• **DIRECTIONS**
Look for "Bristande" in each line of the records, and copy the lines that have it.
====== RECORDS FOR THE EXERCISE ======
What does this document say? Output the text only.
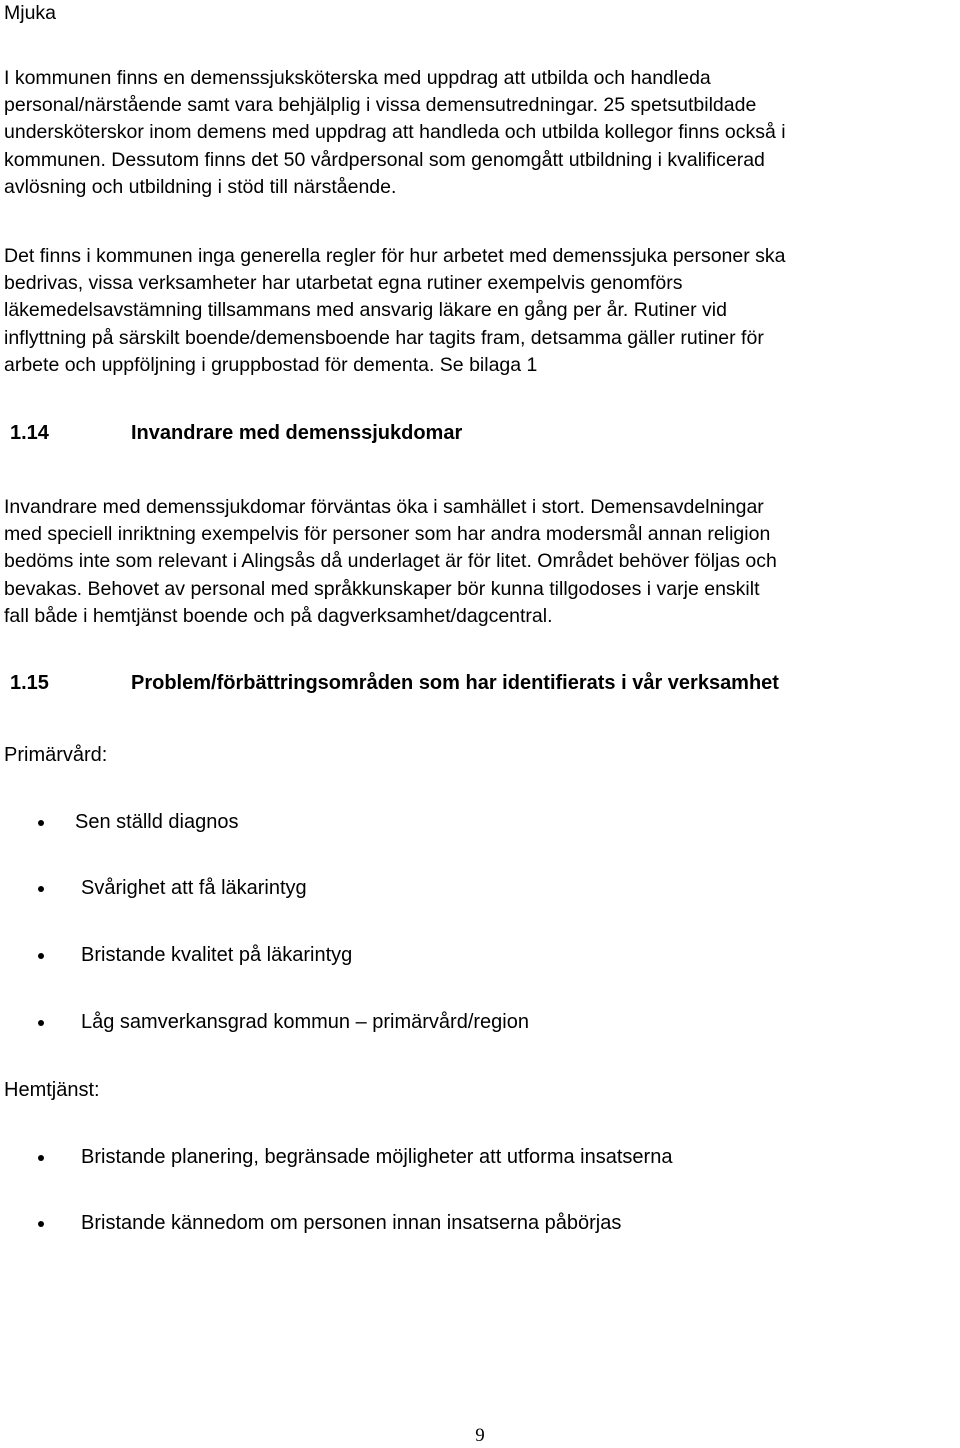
Mjuka

I kommunen finns en demenssjuksköterska med uppdrag att utbilda och handleda
personal/närstående samt vara behjälplig i vissa demensutredningar. 25 spetsutbildade
undersköterskor inom demens med uppdrag att handleda och utbilda kollegor finns också i
kommunen. Dessutom finns det 50 vårdpersonal som genomgått utbildning i kvalificerad
avlösning och utbildning i stöd till närstående.

Det finns i kommunen inga generella regler för hur arbetet med demenssjuka personer ska
bedrivas, vissa verksamheter har utarbetat egna rutiner exempelvis genomförs
läkemedelsavstämning tillsammans med ansvarig läkare en gång per år. Rutiner vid
inflyttning på särskilt boende/demensboende har tagits fram, detsamma gäller rutiner för
arbete och uppföljning i gruppbostad för dementa. Se bilaga 1

1.14	Invandrare med demenssjukdomar

Invandrare med demenssjukdomar förväntas öka i samhället i stort. Demensavdelningar
med speciell inriktning exempelvis för personer som har andra modersmål annan religion
bedöms inte som relevant i Alingsås då underlaget är för litet. Området behöver följas och
bevakas. Behovet av personal med språkkunskaper bör kunna tillgodoses i varje enskilt
fall både i hemtjänst boende och på dagverksamhet/dagcentral.

1.15	Problem/förbättringsområden som har identifierats i vår verksamhet

Primärvård:

Sen ställd diagnos
Svårighet att få läkarintyg
Bristande kvalitet på läkarintyg
Låg samverkansgrad kommun – primärvård/region

Hemtjänst:

Bristande planering, begränsade möjligheter att utforma insatserna
Bristande kännedom om personen innan insatserna påbörjas
9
======
• **EXERCISE OUTPUT**
Bristande kvalitet på läkarintyg
Bristande planering, begränsade möjligheter att utforma insatserna
Bristande kännedom om personen innan insatserna påbörjas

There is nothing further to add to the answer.